Take each line containing "Toxics" and report it exactly as written.

** start PROVIDED DATA **

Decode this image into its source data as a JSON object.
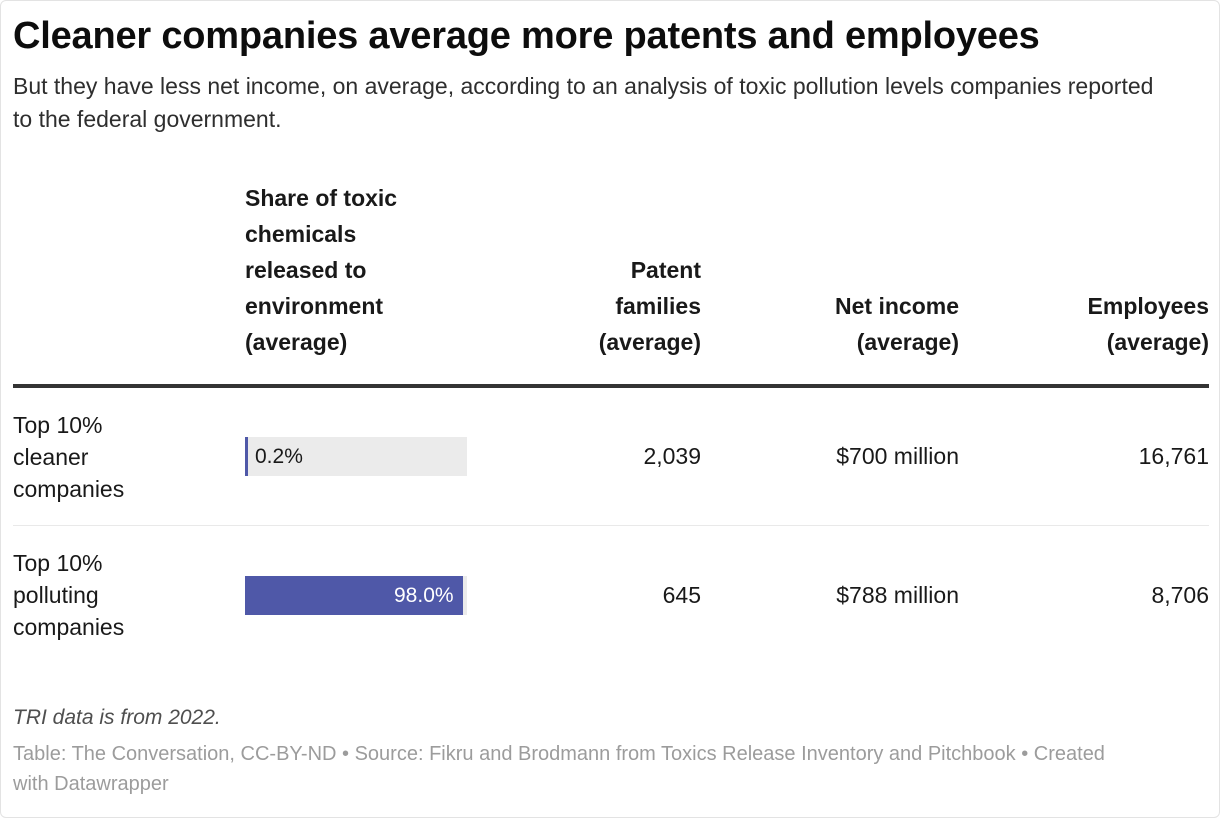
{
  "title": "Cleaner companies average more patents and employees",
  "subtitle": "But they have less net income, on average, according to an analysis of toxic pollution levels companies reported to the federal government.",
  "accent_color": "#4f58a8",
  "track_color": "#ebebeb",
  "table": {
    "columns": [
      {
        "label_lines": [
          "Share of toxic",
          "chemicals",
          "released to",
          "environment",
          "(average)"
        ],
        "align": "left"
      },
      {
        "label_lines": [
          "Patent",
          "families",
          "(average)"
        ],
        "align": "right"
      },
      {
        "label_lines": [
          "Net income",
          "(average)"
        ],
        "align": "right"
      },
      {
        "label_lines": [
          "Employees",
          "(average)"
        ],
        "align": "right"
      }
    ],
    "rows": [
      {
        "label_lines": [
          "Top 10%",
          "cleaner",
          "companies"
        ],
        "share_pct": 0.2,
        "share_label": "0.2%",
        "patents": "2,039",
        "net_income": "$700 million",
        "employees": "16,761"
      },
      {
        "label_lines": [
          "Top 10%",
          "polluting",
          "companies"
        ],
        "share_pct": 98.0,
        "share_label": "98.0%",
        "patents": "645",
        "net_income": "$788 million",
        "employees": "8,706"
      }
    ]
  },
  "footnote": "TRI data is from 2022.",
  "attribution_lines": [
    "Table: The Conversation, CC-BY-ND • Source: Fikru and Brodmann from Toxics Release Inventory and Pitchbook • Created",
    "with Datawrapper"
  ],
  "chart_data": {
    "type": "table",
    "title": "Cleaner companies average more patents and employees",
    "subtitle": "But they have less net income, on average, according to an analysis of toxic pollution levels companies reported to the federal government.",
    "columns": [
      "Share of toxic chemicals released to environment (average)",
      "Patent families (average)",
      "Net income (average)",
      "Employees (average)"
    ],
    "rows": [
      {
        "group": "Top 10% cleaner companies",
        "share_of_toxic_chemicals_released_pct": 0.2,
        "patent_families": 2039,
        "net_income_usd_millions": 700,
        "employees": 16761
      },
      {
        "group": "Top 10% polluting companies",
        "share_of_toxic_chemicals_released_pct": 98.0,
        "patent_families": 645,
        "net_income_usd_millions": 788,
        "employees": 8706
      }
    ],
    "embedded_bar": {
      "column": "Share of toxic chemicals released to environment (average)",
      "axis_range": [
        0,
        100
      ],
      "bar_color": "#4f58a8",
      "track_color": "#ebebeb"
    },
    "footnote": "TRI data is from 2022.",
    "attribution": "Table: The Conversation, CC-BY-ND • Source: Fikru and Brodmann from Toxics Release Inventory and Pitchbook • Created with Datawrapper"
  }
}
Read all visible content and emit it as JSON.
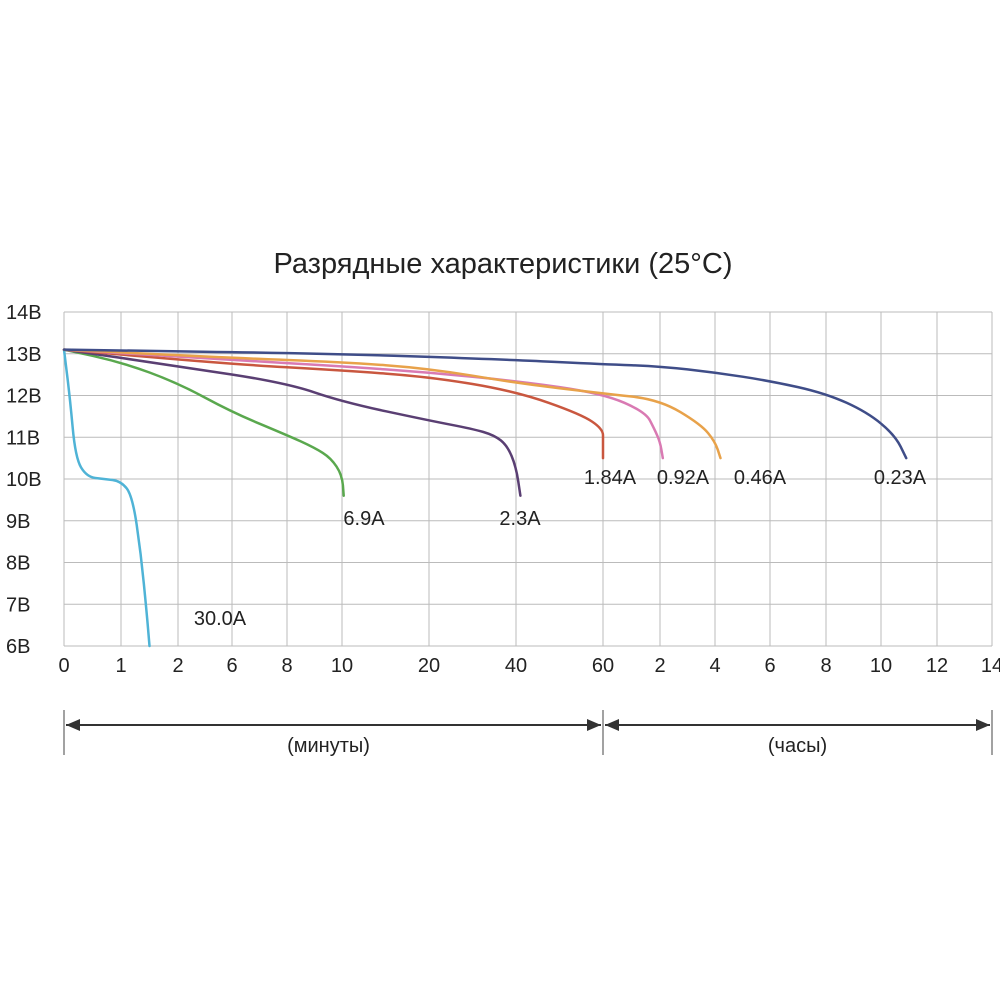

** end PROVIDED DATA **

● **SOLUTION FOR THIS PROBLEM**
    "Table: The Conversation, CC-BY-ND • Source: Fikru and Brodmann from Toxics Release Inventory and Pitchbook • Created",
    "attribution": "Table: The Conversation, CC-BY-ND • Source: Fikru and Brodmann from Toxics Release Inventory and Pitchbook • Created with Datawrapper"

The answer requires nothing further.